[Rows from a figure dataset]
----------------
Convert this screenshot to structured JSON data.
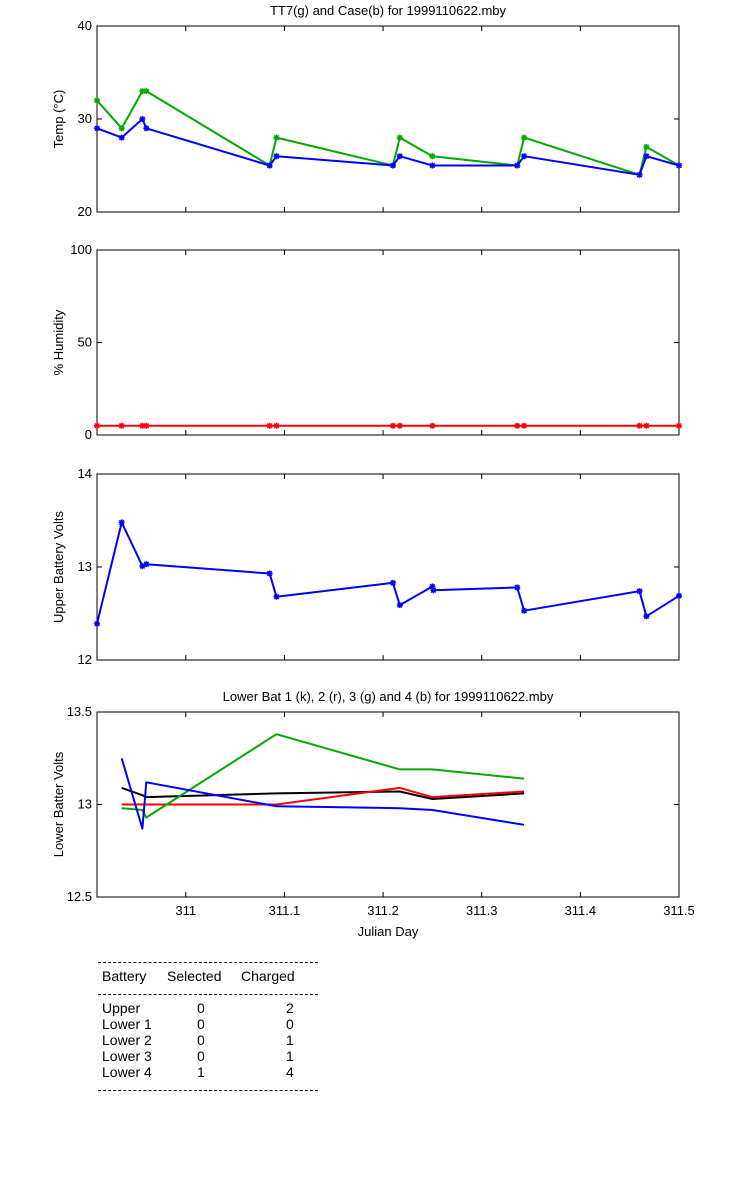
{
  "chart_data": [
    {
      "type": "line",
      "title": "TT7(g) and Case(b) for 1999110622.mby",
      "xlabel": "",
      "ylabel": "Temp  (°C)",
      "xlim": [
        310.91,
        311.5
      ],
      "ylim": [
        20,
        40
      ],
      "yticks": [
        "20",
        "30",
        "40"
      ],
      "series": [
        {
          "color": "#00aa00",
          "marker": "*",
          "x": [
            310.91,
            310.935,
            310.956,
            310.96,
            311.085,
            311.092,
            311.21,
            311.217,
            311.25,
            311.336,
            311.343,
            311.46,
            311.467,
            311.5
          ],
          "y": [
            32,
            29,
            33,
            33,
            25,
            28,
            25,
            28,
            26,
            25,
            28,
            24,
            27,
            25
          ]
        },
        {
          "color": "#0000ff",
          "marker": "*",
          "x": [
            310.91,
            310.935,
            310.956,
            310.96,
            311.085,
            311.092,
            311.21,
            311.217,
            311.25,
            311.336,
            311.343,
            311.46,
            311.467,
            311.5
          ],
          "y": [
            29,
            28,
            30,
            29,
            25,
            26,
            25,
            26,
            25,
            25,
            26,
            24,
            26,
            25
          ]
        }
      ]
    },
    {
      "type": "line",
      "title": "",
      "ylabel": "% Humidity",
      "xlim": [
        310.91,
        311.5
      ],
      "ylim": [
        0,
        100
      ],
      "yticks": [
        "0",
        "50",
        "100"
      ],
      "series": [
        {
          "color": "#ff0000",
          "marker": "*",
          "x": [
            310.91,
            310.935,
            310.956,
            310.96,
            311.085,
            311.092,
            311.21,
            311.217,
            311.25,
            311.336,
            311.343,
            311.46,
            311.467,
            311.5
          ],
          "y": [
            5,
            5,
            5,
            5,
            5,
            5,
            5,
            5,
            5,
            5,
            5,
            5,
            5,
            5
          ]
        }
      ]
    },
    {
      "type": "line",
      "title": "",
      "ylabel": "Upper Battery Volts",
      "xlim": [
        310.91,
        311.5
      ],
      "ylim": [
        12,
        14
      ],
      "yticks": [
        "12",
        "13",
        "14"
      ],
      "series": [
        {
          "color": "#0000ff",
          "marker": "*",
          "x": [
            310.91,
            310.935,
            310.956,
            310.96,
            311.085,
            311.092,
            311.21,
            311.217,
            311.25,
            311.251,
            311.336,
            311.343,
            311.46,
            311.467,
            311.5
          ],
          "y": [
            12.39,
            13.48,
            13.01,
            13.03,
            12.93,
            12.68,
            12.83,
            12.59,
            12.79,
            12.75,
            12.78,
            12.53,
            12.74,
            12.47,
            12.69
          ]
        }
      ]
    },
    {
      "type": "line",
      "title": "Lower Bat 1 (k), 2 (r), 3 (g) and 4 (b) for 1999110622.mby",
      "xlabel": "Julian Day",
      "ylabel": "Lower Batter Volts",
      "xlim": [
        310.91,
        311.5
      ],
      "ylim": [
        12.5,
        13.5
      ],
      "yticks": [
        "12.5",
        "13",
        "13.5"
      ],
      "xticks": [
        311,
        311.1,
        311.2,
        311.3,
        311.4,
        311.5
      ],
      "xticklabels": [
        "311",
        "311.1",
        "311.2",
        "311.3",
        "311.4",
        "311.5"
      ],
      "series": [
        {
          "color": "#000000",
          "x": [
            310.935,
            310.956,
            310.96,
            311.092,
            311.217,
            311.25,
            311.343
          ],
          "y": [
            13.09,
            13.05,
            13.04,
            13.06,
            13.07,
            13.03,
            13.06
          ]
        },
        {
          "color": "#ff0000",
          "x": [
            310.935,
            310.956,
            310.96,
            311.092,
            311.217,
            311.25,
            311.343
          ],
          "y": [
            13.0,
            13.0,
            13.0,
            13.0,
            13.09,
            13.04,
            13.07
          ]
        },
        {
          "color": "#00aa00",
          "x": [
            310.935,
            310.956,
            310.96,
            311.092,
            311.217,
            311.25,
            311.343
          ],
          "y": [
            12.98,
            12.97,
            12.93,
            13.38,
            13.19,
            13.19,
            13.14
          ]
        },
        {
          "color": "#0000ff",
          "x": [
            310.935,
            310.956,
            310.96,
            311.092,
            311.217,
            311.25,
            311.343
          ],
          "y": [
            13.25,
            12.87,
            13.12,
            12.99,
            12.98,
            12.97,
            12.89
          ]
        }
      ]
    }
  ],
  "table": {
    "headers": [
      "Battery",
      "Selected",
      "Charged"
    ],
    "rows": [
      [
        "Upper",
        "0",
        "2"
      ],
      [
        "Lower 1",
        "0",
        "0"
      ],
      [
        "Lower 2",
        "0",
        "1"
      ],
      [
        "Lower 3",
        "0",
        "1"
      ],
      [
        "Lower 4",
        "1",
        "4"
      ]
    ]
  }
}
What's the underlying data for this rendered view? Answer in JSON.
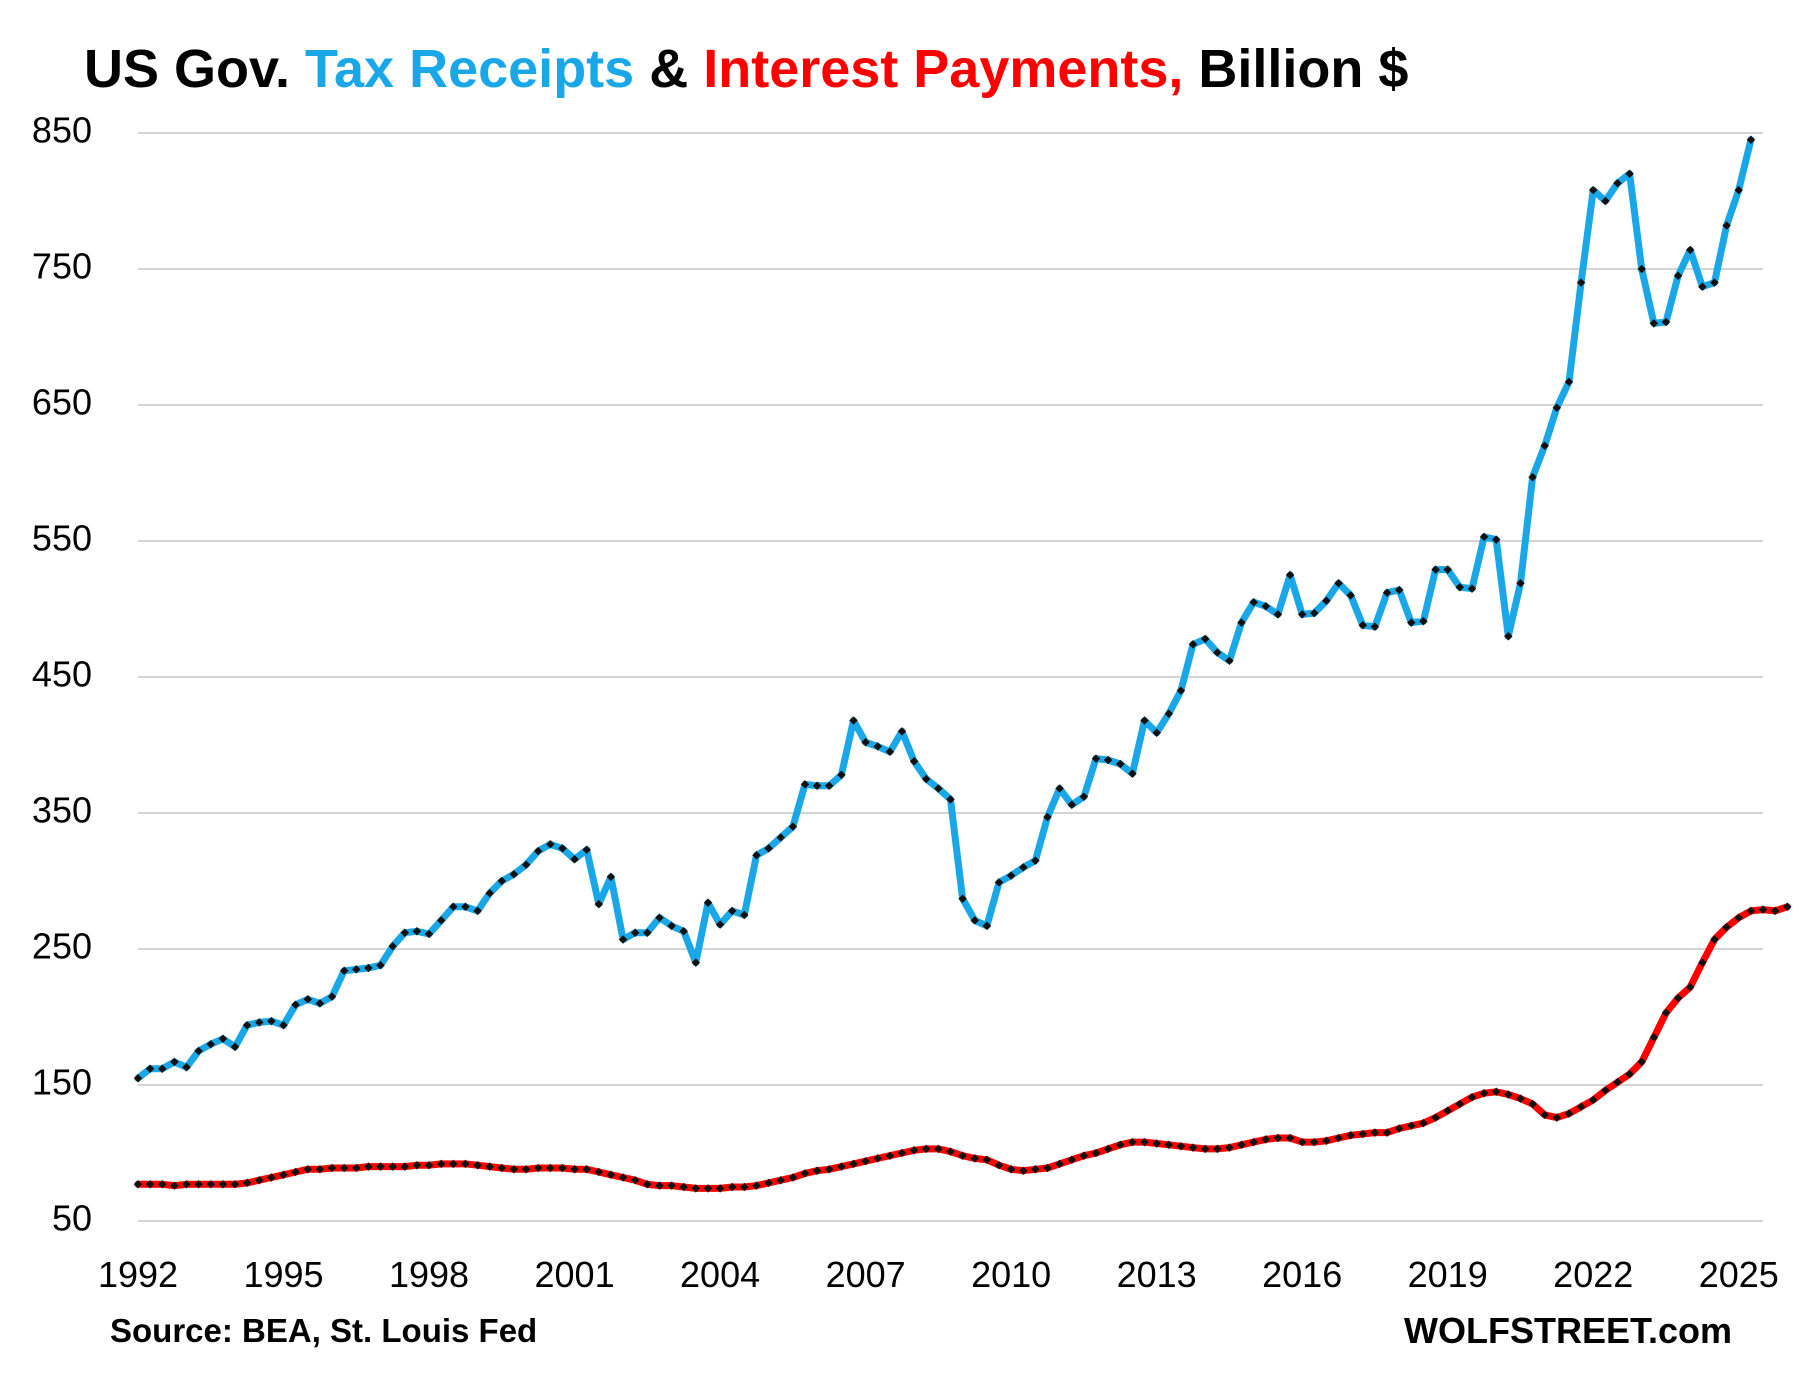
{
  "chart_data": {
    "type": "line",
    "title_parts": [
      {
        "text": "US Gov. ",
        "color": "#000000"
      },
      {
        "text": "Tax Receipts",
        "color": "#1AA7E8"
      },
      {
        "text": " & ",
        "color": "#000000"
      },
      {
        "text": "Interest Payments,",
        "color": "#FF0000"
      },
      {
        "text": " Billion $",
        "color": "#000000"
      }
    ],
    "xlabel": "",
    "ylabel": "",
    "ylim": [
      50,
      850
    ],
    "xlim": [
      1992.0,
      2025.5
    ],
    "yticks": [
      50,
      150,
      250,
      350,
      450,
      550,
      650,
      750,
      850
    ],
    "xticks": [
      1992,
      1995,
      1998,
      2001,
      2004,
      2007,
      2010,
      2013,
      2016,
      2019,
      2022,
      2025
    ],
    "grid": true,
    "legend": "none",
    "x_start": 1992.0,
    "x_step": 0.25,
    "series": [
      {
        "name": "Tax Receipts",
        "color": "#1AA7E8",
        "marker_color": "#111111",
        "values": [
          155,
          162,
          162,
          167,
          163,
          175,
          180,
          184,
          178,
          194,
          196,
          197,
          194,
          209,
          213,
          210,
          215,
          234,
          235,
          236,
          238,
          252,
          262,
          263,
          261,
          271,
          281,
          281,
          278,
          291,
          300,
          305,
          312,
          322,
          327,
          324,
          316,
          323,
          283,
          303,
          257,
          262,
          262,
          273,
          267,
          263,
          240,
          284,
          268,
          278,
          275,
          319,
          324,
          332,
          340,
          371,
          370,
          370,
          378,
          418,
          402,
          399,
          395,
          410,
          388,
          375,
          368,
          360,
          287,
          271,
          267,
          299,
          304,
          310,
          315,
          347,
          368,
          356,
          362,
          390,
          389,
          386,
          379,
          418,
          409,
          423,
          440,
          474,
          478,
          468,
          462,
          490,
          505,
          502,
          496,
          525,
          496,
          497,
          506,
          519,
          510,
          488,
          487,
          512,
          514,
          490,
          491,
          529,
          529,
          516,
          515,
          553,
          551,
          480,
          519,
          597,
          620,
          648,
          667,
          740,
          808,
          800,
          813,
          820,
          750,
          710,
          711,
          745,
          764,
          737,
          740,
          782,
          808,
          845
        ]
      },
      {
        "name": "Interest Payments",
        "color": "#FF0000",
        "marker_color": "#111111",
        "values": [
          77,
          77,
          77,
          76,
          77,
          77,
          77,
          77,
          77,
          78,
          80,
          82,
          84,
          86,
          88,
          88,
          89,
          89,
          89,
          90,
          90,
          90,
          90,
          91,
          91,
          92,
          92,
          92,
          91,
          90,
          89,
          88,
          88,
          89,
          89,
          89,
          88,
          88,
          86,
          84,
          82,
          80,
          77,
          76,
          76,
          75,
          74,
          74,
          74,
          75,
          75,
          76,
          78,
          80,
          82,
          85,
          87,
          88,
          90,
          92,
          94,
          96,
          98,
          100,
          102,
          103,
          103,
          101,
          98,
          96,
          95,
          91,
          88,
          87,
          88,
          89,
          92,
          95,
          98,
          100,
          103,
          106,
          108,
          108,
          107,
          106,
          105,
          104,
          103,
          103,
          104,
          106,
          108,
          110,
          111,
          111,
          108,
          108,
          109,
          111,
          113,
          114,
          115,
          115,
          118,
          120,
          122,
          126,
          131,
          136,
          141,
          144,
          145,
          143,
          140,
          136,
          128,
          126,
          129,
          134,
          139,
          146,
          152,
          158,
          167,
          185,
          203,
          214,
          222,
          240,
          257,
          266,
          273,
          278,
          279,
          278,
          281
        ]
      }
    ],
    "source": "Source: BEA, St. Louis Fed",
    "brand": "WOLFSTREET.com"
  }
}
----------------
▶ **Directive**:
All lines holding the word "Receipts" should be picked out and copied.

▶ **Exercise response**:
        "text": "Tax Receipts",
        "name": "Tax Receipts",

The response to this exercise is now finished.